**DIRECTIVE:**
Report how many lines in the listing below include the word "North". Write nothing besides the number.
* BEGIN ENTRIES PROVIDED *
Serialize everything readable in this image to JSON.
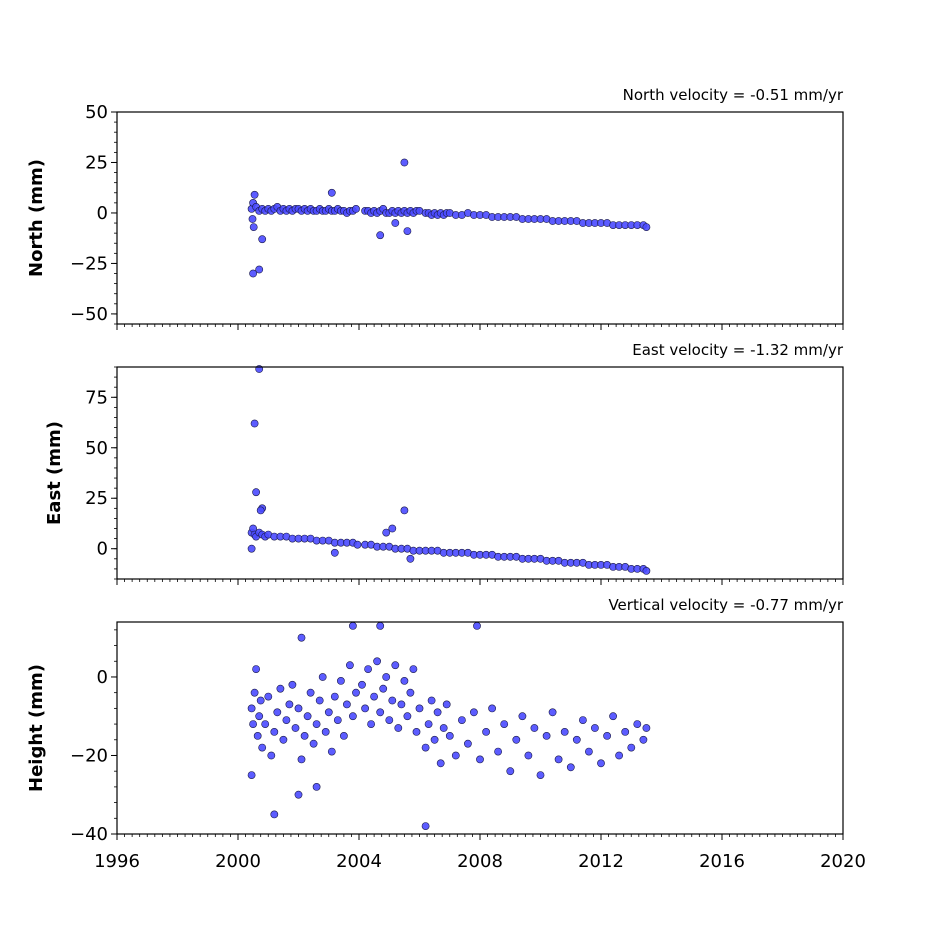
{
  "chart_data": [
    {
      "type": "scatter",
      "title": "North velocity = -0.51 mm/yr",
      "ylabel": "North (mm)",
      "ylim": [
        -55,
        50
      ],
      "yticks": [
        -50,
        -25,
        0,
        25,
        50
      ],
      "ytick_labels": [
        "−50",
        "−25",
        "0",
        "25",
        "50"
      ],
      "xlim": [
        1996,
        2020
      ],
      "marker_color": "#4a4aff",
      "velocity_mm_per_yr": -0.51,
      "series": [
        {
          "x": [
            2000.45,
            2000.5,
            2000.55,
            2000.6,
            2000.7,
            2000.8,
            2000.9,
            2001.0,
            2001.1,
            2001.2,
            2001.3,
            2001.4,
            2001.5,
            2001.6,
            2001.7,
            2001.8,
            2001.9,
            2002.0,
            2002.1,
            2002.2,
            2002.3,
            2002.4,
            2002.5,
            2002.6,
            2002.7,
            2002.8,
            2002.9,
            2003.0,
            2003.1,
            2003.2,
            2003.3,
            2003.4,
            2003.5,
            2003.6,
            2003.7,
            2003.8,
            2003.9,
            2004.2,
            2004.3,
            2004.4,
            2004.5,
            2004.6,
            2004.7,
            2004.8,
            2004.9,
            2005.0,
            2005.1,
            2005.2,
            2005.3,
            2005.4,
            2005.5,
            2005.6,
            2005.7,
            2005.8,
            2005.9,
            2006.0,
            2006.2,
            2006.3,
            2006.4,
            2006.5,
            2006.6,
            2006.7,
            2006.8,
            2006.9,
            2007.0,
            2007.2,
            2007.4,
            2007.6,
            2007.8,
            2008.0,
            2008.2,
            2008.4,
            2008.6,
            2008.8,
            2009.0,
            2009.2,
            2009.4,
            2009.6,
            2009.8,
            2010.0,
            2010.2,
            2010.4,
            2010.6,
            2010.8,
            2011.0,
            2011.2,
            2011.4,
            2011.6,
            2011.8,
            2012.0,
            2012.2,
            2012.4,
            2012.6,
            2012.8,
            2013.0,
            2013.2,
            2013.4,
            2013.5,
            2000.5,
            2000.7,
            2000.8,
            2003.1,
            2005.5,
            2004.7,
            2005.6,
            2000.48,
            2000.52,
            2005.2
          ],
          "y": [
            2,
            5,
            9,
            3,
            1,
            2,
            1,
            2,
            1,
            2,
            3,
            1,
            2,
            1,
            2,
            1,
            2,
            2,
            1,
            2,
            1,
            2,
            1,
            1,
            2,
            1,
            1,
            2,
            1,
            1,
            2,
            1,
            1,
            0,
            1,
            1,
            2,
            1,
            1,
            0,
            1,
            0,
            1,
            2,
            0,
            0,
            1,
            0,
            1,
            0,
            1,
            0,
            1,
            0,
            1,
            1,
            0,
            0,
            -1,
            0,
            -1,
            0,
            -1,
            0,
            0,
            -1,
            -1,
            0,
            -1,
            -1,
            -1,
            -2,
            -2,
            -2,
            -2,
            -2,
            -3,
            -3,
            -3,
            -3,
            -3,
            -4,
            -4,
            -4,
            -4,
            -4,
            -5,
            -5,
            -5,
            -5,
            -5,
            -6,
            -6,
            -6,
            -6,
            -6,
            -6,
            -7,
            -30,
            -28,
            -13,
            10,
            25,
            -11,
            -9,
            -3,
            -7,
            -5
          ]
        }
      ]
    },
    {
      "type": "scatter",
      "title": "East velocity = -1.32 mm/yr",
      "ylabel": "East (mm)",
      "ylim": [
        -15,
        90
      ],
      "yticks": [
        0,
        25,
        50,
        75
      ],
      "ytick_labels": [
        "0",
        "25",
        "50",
        "75"
      ],
      "xlim": [
        1996,
        2020
      ],
      "marker_color": "#4a4aff",
      "velocity_mm_per_yr": -1.32,
      "series": [
        {
          "x": [
            2000.45,
            2000.5,
            2000.55,
            2000.6,
            2000.7,
            2000.8,
            2000.9,
            2001.0,
            2001.2,
            2001.4,
            2001.6,
            2001.8,
            2002.0,
            2002.2,
            2002.4,
            2002.6,
            2002.8,
            2003.0,
            2003.2,
            2003.4,
            2003.6,
            2003.8,
            2003.95,
            2004.2,
            2004.4,
            2004.6,
            2004.8,
            2005.0,
            2005.2,
            2005.4,
            2005.6,
            2005.8,
            2006.0,
            2006.2,
            2006.4,
            2006.6,
            2006.8,
            2007.0,
            2007.2,
            2007.4,
            2007.6,
            2007.8,
            2008.0,
            2008.2,
            2008.4,
            2008.6,
            2008.8,
            2009.0,
            2009.2,
            2009.4,
            2009.6,
            2009.8,
            2010.0,
            2010.2,
            2010.4,
            2010.6,
            2010.8,
            2011.0,
            2011.2,
            2011.4,
            2011.6,
            2011.8,
            2012.0,
            2012.2,
            2012.4,
            2012.6,
            2012.8,
            2013.0,
            2013.2,
            2013.4,
            2013.5,
            2000.55,
            2000.7,
            2000.6,
            2000.8,
            2000.75,
            2005.5,
            2005.1,
            2004.9,
            2000.45,
            2003.2,
            2005.7
          ],
          "y": [
            8,
            10,
            7,
            6,
            8,
            7,
            6,
            7,
            6,
            6,
            6,
            5,
            5,
            5,
            5,
            4,
            4,
            4,
            3,
            3,
            3,
            3,
            2,
            2,
            2,
            1,
            1,
            1,
            0,
            0,
            0,
            -1,
            -1,
            -1,
            -1,
            -1,
            -2,
            -2,
            -2,
            -2,
            -2,
            -3,
            -3,
            -3,
            -3,
            -4,
            -4,
            -4,
            -4,
            -5,
            -5,
            -5,
            -5,
            -6,
            -6,
            -6,
            -7,
            -7,
            -7,
            -7,
            -8,
            -8,
            -8,
            -8,
            -9,
            -9,
            -9,
            -10,
            -10,
            -10,
            -11,
            62,
            89,
            28,
            20,
            19,
            19,
            10,
            8,
            0,
            -2,
            -5
          ]
        }
      ]
    },
    {
      "type": "scatter",
      "title": "Vertical velocity = -0.77 mm/yr",
      "ylabel": "Height (mm)",
      "ylim": [
        -40,
        14
      ],
      "yticks": [
        -40,
        -20,
        0
      ],
      "ytick_labels": [
        "−40",
        "−20",
        "0"
      ],
      "xlim": [
        1996,
        2020
      ],
      "xticks": [
        1996,
        2000,
        2004,
        2008,
        2012,
        2016,
        2020
      ],
      "xtick_labels": [
        "1996",
        "2000",
        "2004",
        "2008",
        "2012",
        "2016",
        "2020"
      ],
      "marker_color": "#4a4aff",
      "velocity_mm_per_yr": -0.77,
      "series": [
        {
          "x": [
            2000.45,
            2000.5,
            2000.55,
            2000.6,
            2000.65,
            2000.7,
            2000.75,
            2000.8,
            2000.9,
            2001.0,
            2001.1,
            2001.2,
            2001.3,
            2001.4,
            2001.5,
            2001.6,
            2001.7,
            2001.8,
            2001.9,
            2002.0,
            2002.1,
            2002.2,
            2002.3,
            2002.4,
            2002.5,
            2002.6,
            2002.7,
            2002.8,
            2002.9,
            2003.0,
            2003.1,
            2003.2,
            2003.3,
            2003.4,
            2003.5,
            2003.6,
            2003.7,
            2003.8,
            2003.9,
            2004.1,
            2004.2,
            2004.3,
            2004.4,
            2004.5,
            2004.6,
            2004.7,
            2004.8,
            2004.9,
            2005.0,
            2005.1,
            2005.2,
            2005.3,
            2005.4,
            2005.5,
            2005.6,
            2005.7,
            2005.8,
            2005.9,
            2006.0,
            2006.2,
            2006.3,
            2006.4,
            2006.5,
            2006.6,
            2006.7,
            2006.8,
            2006.9,
            2007.0,
            2007.2,
            2007.4,
            2007.6,
            2007.8,
            2008.0,
            2008.2,
            2008.4,
            2008.6,
            2008.8,
            2009.0,
            2009.2,
            2009.4,
            2009.6,
            2009.8,
            2010.0,
            2010.2,
            2010.4,
            2010.6,
            2010.8,
            2011.0,
            2011.2,
            2011.4,
            2011.6,
            2011.8,
            2012.0,
            2012.2,
            2012.4,
            2012.6,
            2012.8,
            2013.0,
            2013.2,
            2013.4,
            2013.5,
            2001.2,
            2002.0,
            2002.6,
            2003.8,
            2007.9,
            2006.2,
            2000.45,
            2002.1,
            2004.7
          ],
          "y": [
            -8,
            -12,
            -4,
            2,
            -15,
            -10,
            -6,
            -18,
            -12,
            -5,
            -20,
            -14,
            -9,
            -3,
            -16,
            -11,
            -7,
            -2,
            -13,
            -8,
            -21,
            -15,
            -10,
            -4,
            -17,
            -12,
            -6,
            0,
            -14,
            -9,
            -19,
            -5,
            -11,
            -1,
            -15,
            -7,
            3,
            -10,
            -4,
            -2,
            -8,
            2,
            -12,
            -5,
            4,
            -9,
            -3,
            0,
            -11,
            -6,
            3,
            -13,
            -7,
            -1,
            -10,
            -4,
            2,
            -14,
            -8,
            -18,
            -12,
            -6,
            -16,
            -9,
            -22,
            -13,
            -7,
            -15,
            -20,
            -11,
            -17,
            -9,
            -21,
            -14,
            -8,
            -19,
            -12,
            -24,
            -16,
            -10,
            -20,
            -13,
            -25,
            -15,
            -9,
            -21,
            -14,
            -23,
            -16,
            -11,
            -19,
            -13,
            -22,
            -15,
            -10,
            -20,
            -14,
            -18,
            -12,
            -16,
            -13,
            -35,
            -30,
            -28,
            13,
            13,
            -38,
            -25,
            10,
            13
          ]
        }
      ]
    }
  ]
}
* END ENTRIES PROVIDED *
**CORRECT ANSWER:**
2